WHAT IS REQUIRED: Determine how many lines of this material contain "Securities". Give only the number.

LISTING:
==*==

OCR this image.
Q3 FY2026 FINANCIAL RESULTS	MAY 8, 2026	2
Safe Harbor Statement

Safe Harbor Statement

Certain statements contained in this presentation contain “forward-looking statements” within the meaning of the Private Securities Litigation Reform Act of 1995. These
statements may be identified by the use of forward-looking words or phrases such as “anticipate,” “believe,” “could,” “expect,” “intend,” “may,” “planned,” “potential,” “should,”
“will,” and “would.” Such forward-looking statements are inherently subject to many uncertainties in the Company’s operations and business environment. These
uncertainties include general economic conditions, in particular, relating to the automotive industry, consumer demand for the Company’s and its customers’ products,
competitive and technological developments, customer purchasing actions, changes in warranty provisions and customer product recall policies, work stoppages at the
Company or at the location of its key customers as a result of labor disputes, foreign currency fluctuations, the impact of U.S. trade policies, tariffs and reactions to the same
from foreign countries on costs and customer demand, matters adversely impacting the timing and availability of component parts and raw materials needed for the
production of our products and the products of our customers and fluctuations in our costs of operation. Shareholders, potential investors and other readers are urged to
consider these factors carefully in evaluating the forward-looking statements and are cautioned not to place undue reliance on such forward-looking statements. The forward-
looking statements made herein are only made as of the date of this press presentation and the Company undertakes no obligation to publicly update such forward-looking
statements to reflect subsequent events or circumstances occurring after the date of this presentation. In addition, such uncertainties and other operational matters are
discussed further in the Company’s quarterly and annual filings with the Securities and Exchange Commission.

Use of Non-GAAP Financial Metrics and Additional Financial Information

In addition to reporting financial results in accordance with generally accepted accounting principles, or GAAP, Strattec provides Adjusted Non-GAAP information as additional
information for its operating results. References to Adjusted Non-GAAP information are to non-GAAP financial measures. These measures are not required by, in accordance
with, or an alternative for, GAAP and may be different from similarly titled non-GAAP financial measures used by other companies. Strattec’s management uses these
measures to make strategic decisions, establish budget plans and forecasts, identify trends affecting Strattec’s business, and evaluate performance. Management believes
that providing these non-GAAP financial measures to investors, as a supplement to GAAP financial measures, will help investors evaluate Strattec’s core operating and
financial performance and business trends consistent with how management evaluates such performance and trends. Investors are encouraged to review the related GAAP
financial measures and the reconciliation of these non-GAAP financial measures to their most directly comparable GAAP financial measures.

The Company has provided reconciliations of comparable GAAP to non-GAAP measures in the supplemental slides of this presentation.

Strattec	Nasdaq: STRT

==*==

FINISHED ANSWER: 2